THE TASK:
Return all entries word for word, but drop any images.

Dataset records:
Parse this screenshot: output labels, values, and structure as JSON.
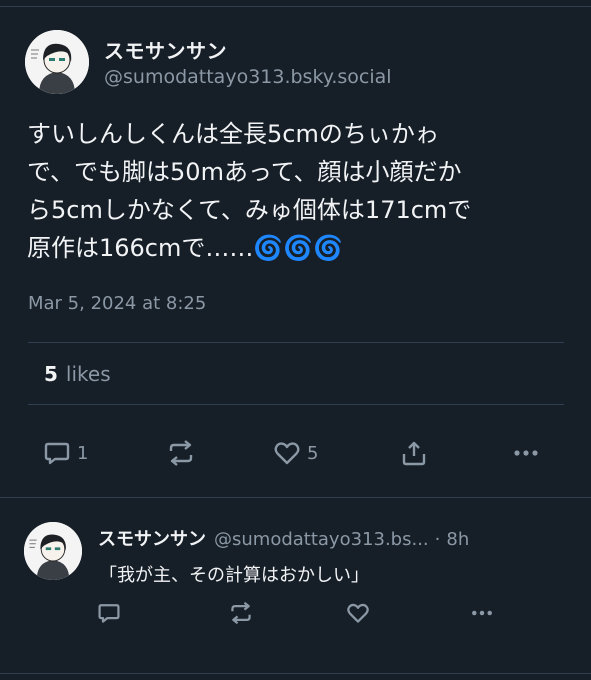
{
  "post": {
    "author_name": "スモサンサン",
    "author_handle": "@sumodattayo313.bsky.social",
    "text_lines": [
      "すいしんしくんは全長5cmのちぃかゎ",
      "で、でも脚は50mあって、顔は小顔だか",
      "ら5cmしかなくて、みゅ個体は171cmで",
      "原作は166cmで……🌀🌀🌀"
    ],
    "timestamp": "Mar 5, 2024 at 8:25",
    "likes_count": "5",
    "likes_label": "likes",
    "actions": {
      "reply_count": "1",
      "repost_count": "",
      "like_count": "5"
    }
  },
  "reply": {
    "author_name": "スモサンサン",
    "author_handle": "@sumodattayo313.bs...",
    "separator": "·",
    "time": "8h",
    "text": "「我が主、その計算はおかしい」"
  },
  "colors": {
    "background": "#161e27",
    "text_primary": "#f1f3f5",
    "text_secondary": "#8b98a5",
    "divider": "#2e4052"
  },
  "icons": [
    "reply-icon",
    "repost-icon",
    "like-icon",
    "share-icon",
    "more-icon"
  ]
}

FINAL RESULT:
Parse this screenshot: output labels, values, and structure as JSON.
{
  "post": {
    "author_name": "スモサンサン",
    "author_handle": "@sumodattayo313.bsky.social",
    "text_lines": [
      "すいしんしくんは全長5cmのちぃかゎ",
      "で、でも脚は50mあって、顔は小顔だか",
      "ら5cmしかなくて、みゅ個体は171cmで",
      "原作は166cmで……🌀🌀🌀"
    ],
    "timestamp": "Mar 5, 2024 at 8:25",
    "likes_count": "5",
    "likes_label": "likes",
    "actions": {
      "reply_count": "1",
      "repost_count": "",
      "like_count": "5"
    }
  },
  "reply": {
    "author_name": "スモサンサン",
    "author_handle": "@sumodattayo313.bs...",
    "separator": "·",
    "time": "8h",
    "text": "「我が主、その計算はおかしい」"
  },
  "colors": {
    "background": "#161e27",
    "text_primary": "#f1f3f5",
    "text_secondary": "#8b98a5",
    "divider": "#2e4052"
  },
  "icons": [
    "reply-icon",
    "repost-icon",
    "like-icon",
    "share-icon",
    "more-icon"
  ]
}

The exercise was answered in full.